### Data to use ###
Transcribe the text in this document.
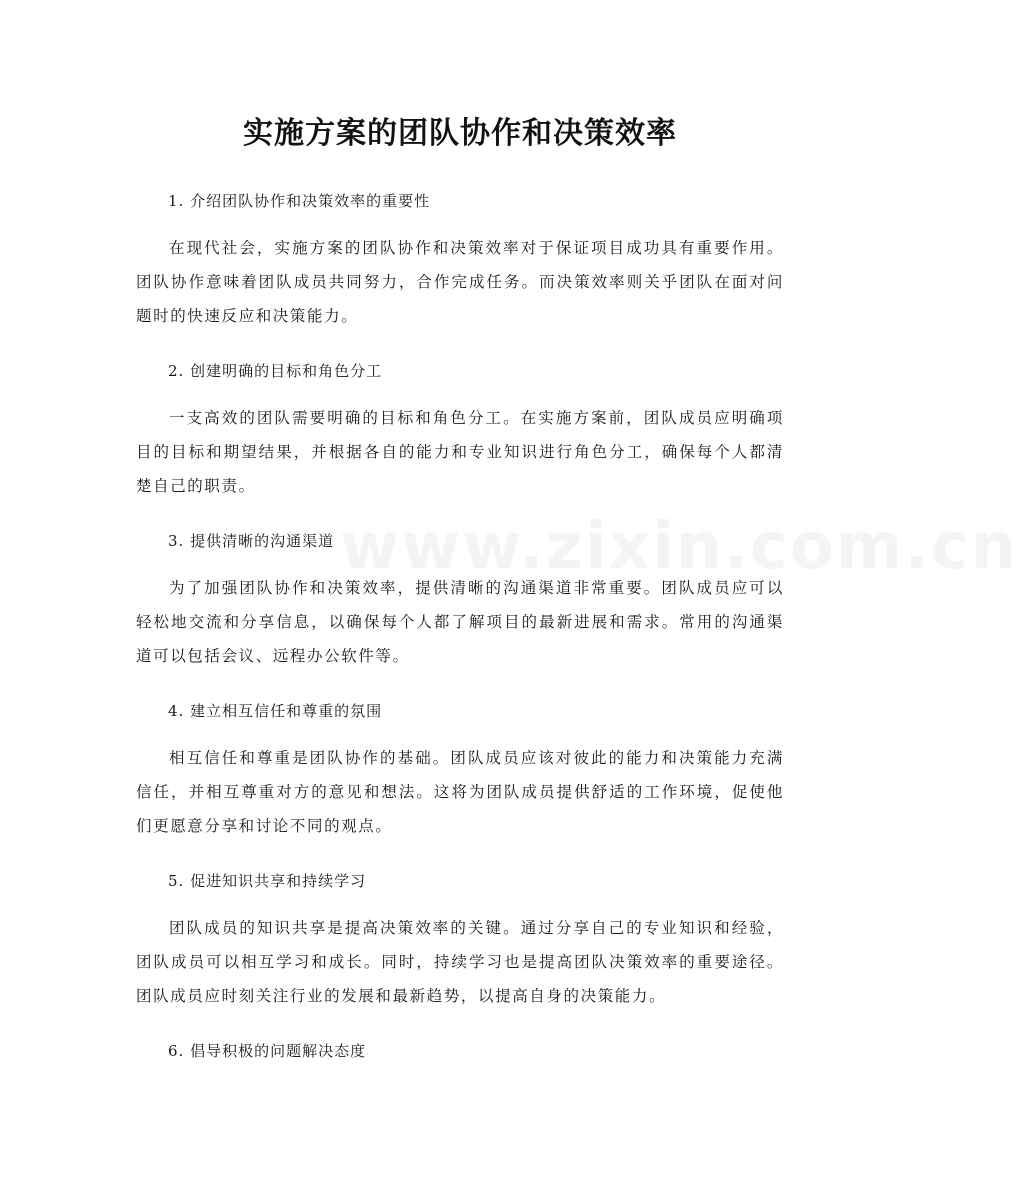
www.zixin.com.cn
实施方案的团队协作和决策效率
1. 介绍团队协作和决策效率的重要性
在现代社会，实施方案的团队协作和决策效率对于保证项目成功具有重要作用。团队协作意味着团队成员共同努力，合作完成任务。而决策效率则关乎团队在面对问题时的快速反应和决策能力。
2. 创建明确的目标和角色分工
一支高效的团队需要明确的目标和角色分工。在实施方案前，团队成员应明确项目的目标和期望结果，并根据各自的能力和专业知识进行角色分工，确保每个人都清楚自己的职责。
3. 提供清晰的沟通渠道
为了加强团队协作和决策效率，提供清晰的沟通渠道非常重要。团队成员应可以轻松地交流和分享信息，以确保每个人都了解项目的最新进展和需求。常用的沟通渠道可以包括会议、远程办公软件等。
4. 建立相互信任和尊重的氛围
相互信任和尊重是团队协作的基础。团队成员应该对彼此的能力和决策能力充满信任，并相互尊重对方的意见和想法。这将为团队成员提供舒适的工作环境，促使他们更愿意分享和讨论不同的观点。
5. 促进知识共享和持续学习
团队成员的知识共享是提高决策效率的关键。通过分享自己的专业知识和经验，团队成员可以相互学习和成长。同时，持续学习也是提高团队决策效率的重要途径。团队成员应时刻关注行业的发展和最新趋势，以提高自身的决策能力。
6. 倡导积极的问题解决态度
###
Problem description:
Your task is to copy the entries in full and exactly, without any images.

The answer:
Transcribe the text in this document.
www.zixin.com.cn
实施方案的团队协作和决策效率
1. 介绍团队协作和决策效率的重要性
在现代社会，实施方案的团队协作和决策效率对于保证项目成功具有重要作用。团队协作意味着团队成员共同努力，合作完成任务。而决策效率则关乎团队在面对问题时的快速反应和决策能力。
2. 创建明确的目标和角色分工
一支高效的团队需要明确的目标和角色分工。在实施方案前，团队成员应明确项目的目标和期望结果，并根据各自的能力和专业知识进行角色分工，确保每个人都清楚自己的职责。
3. 提供清晰的沟通渠道
为了加强团队协作和决策效率，提供清晰的沟通渠道非常重要。团队成员应可以轻松地交流和分享信息，以确保每个人都了解项目的最新进展和需求。常用的沟通渠道可以包括会议、远程办公软件等。
4. 建立相互信任和尊重的氛围
相互信任和尊重是团队协作的基础。团队成员应该对彼此的能力和决策能力充满信任，并相互尊重对方的意见和想法。这将为团队成员提供舒适的工作环境，促使他们更愿意分享和讨论不同的观点。
5. 促进知识共享和持续学习
团队成员的知识共享是提高决策效率的关键。通过分享自己的专业知识和经验，团队成员可以相互学习和成长。同时，持续学习也是提高团队决策效率的重要途径。团队成员应时刻关注行业的发展和最新趋势，以提高自身的决策能力。
6. 倡导积极的问题解决态度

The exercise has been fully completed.